Source records
----
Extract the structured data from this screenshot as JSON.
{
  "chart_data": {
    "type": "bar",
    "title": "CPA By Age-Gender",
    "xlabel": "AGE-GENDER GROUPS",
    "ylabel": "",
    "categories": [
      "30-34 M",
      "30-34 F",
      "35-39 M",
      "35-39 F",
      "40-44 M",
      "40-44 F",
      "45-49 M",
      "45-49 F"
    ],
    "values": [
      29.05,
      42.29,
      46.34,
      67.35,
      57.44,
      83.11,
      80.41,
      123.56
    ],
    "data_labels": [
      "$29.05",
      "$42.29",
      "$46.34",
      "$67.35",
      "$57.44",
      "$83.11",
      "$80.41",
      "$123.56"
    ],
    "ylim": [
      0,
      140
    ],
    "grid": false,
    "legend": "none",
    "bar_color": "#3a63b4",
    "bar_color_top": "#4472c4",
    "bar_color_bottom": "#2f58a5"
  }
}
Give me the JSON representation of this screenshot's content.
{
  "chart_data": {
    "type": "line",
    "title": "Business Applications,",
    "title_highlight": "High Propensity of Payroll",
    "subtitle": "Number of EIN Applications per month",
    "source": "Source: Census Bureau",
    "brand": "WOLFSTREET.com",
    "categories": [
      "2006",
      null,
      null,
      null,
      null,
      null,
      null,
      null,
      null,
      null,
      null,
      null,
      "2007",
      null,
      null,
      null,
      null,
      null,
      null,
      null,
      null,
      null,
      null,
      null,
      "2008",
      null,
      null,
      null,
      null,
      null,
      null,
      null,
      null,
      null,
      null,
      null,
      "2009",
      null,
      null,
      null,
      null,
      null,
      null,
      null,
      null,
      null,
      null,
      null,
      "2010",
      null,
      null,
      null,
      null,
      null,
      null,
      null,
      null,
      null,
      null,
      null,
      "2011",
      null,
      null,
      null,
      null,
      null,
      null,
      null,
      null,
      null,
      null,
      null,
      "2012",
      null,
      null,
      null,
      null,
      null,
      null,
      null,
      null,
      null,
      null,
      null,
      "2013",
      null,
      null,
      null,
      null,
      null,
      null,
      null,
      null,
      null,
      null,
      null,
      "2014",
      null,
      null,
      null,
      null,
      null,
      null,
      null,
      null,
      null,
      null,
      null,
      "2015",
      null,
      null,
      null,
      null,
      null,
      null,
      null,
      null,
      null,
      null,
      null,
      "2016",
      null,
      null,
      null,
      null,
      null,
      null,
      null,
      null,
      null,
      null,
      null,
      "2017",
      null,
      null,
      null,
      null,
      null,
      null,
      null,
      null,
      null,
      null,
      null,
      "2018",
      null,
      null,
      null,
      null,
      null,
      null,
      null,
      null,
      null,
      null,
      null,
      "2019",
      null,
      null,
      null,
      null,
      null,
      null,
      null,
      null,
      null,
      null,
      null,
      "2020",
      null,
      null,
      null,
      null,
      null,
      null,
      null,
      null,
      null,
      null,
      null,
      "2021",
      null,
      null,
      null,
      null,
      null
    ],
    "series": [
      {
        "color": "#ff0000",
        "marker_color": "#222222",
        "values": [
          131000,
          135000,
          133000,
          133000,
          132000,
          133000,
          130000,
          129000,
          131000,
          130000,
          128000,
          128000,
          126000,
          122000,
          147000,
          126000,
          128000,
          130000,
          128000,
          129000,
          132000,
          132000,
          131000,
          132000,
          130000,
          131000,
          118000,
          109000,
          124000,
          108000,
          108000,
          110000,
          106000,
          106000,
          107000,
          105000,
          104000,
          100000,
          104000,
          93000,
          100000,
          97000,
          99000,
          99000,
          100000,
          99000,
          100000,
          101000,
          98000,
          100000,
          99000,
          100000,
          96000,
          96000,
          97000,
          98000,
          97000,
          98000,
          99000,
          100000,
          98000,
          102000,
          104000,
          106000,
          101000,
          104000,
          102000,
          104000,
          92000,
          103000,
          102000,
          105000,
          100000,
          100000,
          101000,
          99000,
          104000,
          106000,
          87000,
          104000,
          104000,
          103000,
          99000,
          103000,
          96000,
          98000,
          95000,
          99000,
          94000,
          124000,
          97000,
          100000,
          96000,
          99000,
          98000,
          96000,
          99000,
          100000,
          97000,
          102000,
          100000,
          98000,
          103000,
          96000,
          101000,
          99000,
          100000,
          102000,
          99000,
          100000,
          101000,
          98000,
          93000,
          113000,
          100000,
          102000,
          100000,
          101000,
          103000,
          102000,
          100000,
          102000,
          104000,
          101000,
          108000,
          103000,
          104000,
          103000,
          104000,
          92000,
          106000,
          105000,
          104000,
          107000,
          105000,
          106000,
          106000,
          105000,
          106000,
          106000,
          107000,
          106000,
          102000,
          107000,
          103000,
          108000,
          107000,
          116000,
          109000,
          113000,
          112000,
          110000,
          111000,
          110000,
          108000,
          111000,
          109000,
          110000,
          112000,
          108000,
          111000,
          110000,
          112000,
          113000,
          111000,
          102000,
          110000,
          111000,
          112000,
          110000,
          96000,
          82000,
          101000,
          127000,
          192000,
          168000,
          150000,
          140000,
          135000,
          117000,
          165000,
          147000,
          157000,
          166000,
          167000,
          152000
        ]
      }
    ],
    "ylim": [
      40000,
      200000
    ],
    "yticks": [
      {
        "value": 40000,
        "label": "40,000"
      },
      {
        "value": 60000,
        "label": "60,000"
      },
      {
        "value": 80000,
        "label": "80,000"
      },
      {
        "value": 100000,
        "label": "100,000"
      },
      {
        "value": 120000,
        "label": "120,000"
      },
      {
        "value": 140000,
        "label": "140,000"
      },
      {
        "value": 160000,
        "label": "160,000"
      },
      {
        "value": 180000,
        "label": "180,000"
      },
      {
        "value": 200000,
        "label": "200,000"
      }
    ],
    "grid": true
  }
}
----
▶ **WHAT IS REQUIRED**
List each line in the listing that contains the string "this".

▶ **THE RESPONSE**
Extract the structured data from this screenshot as JSON.
Give me the JSON representation of this screenshot's content.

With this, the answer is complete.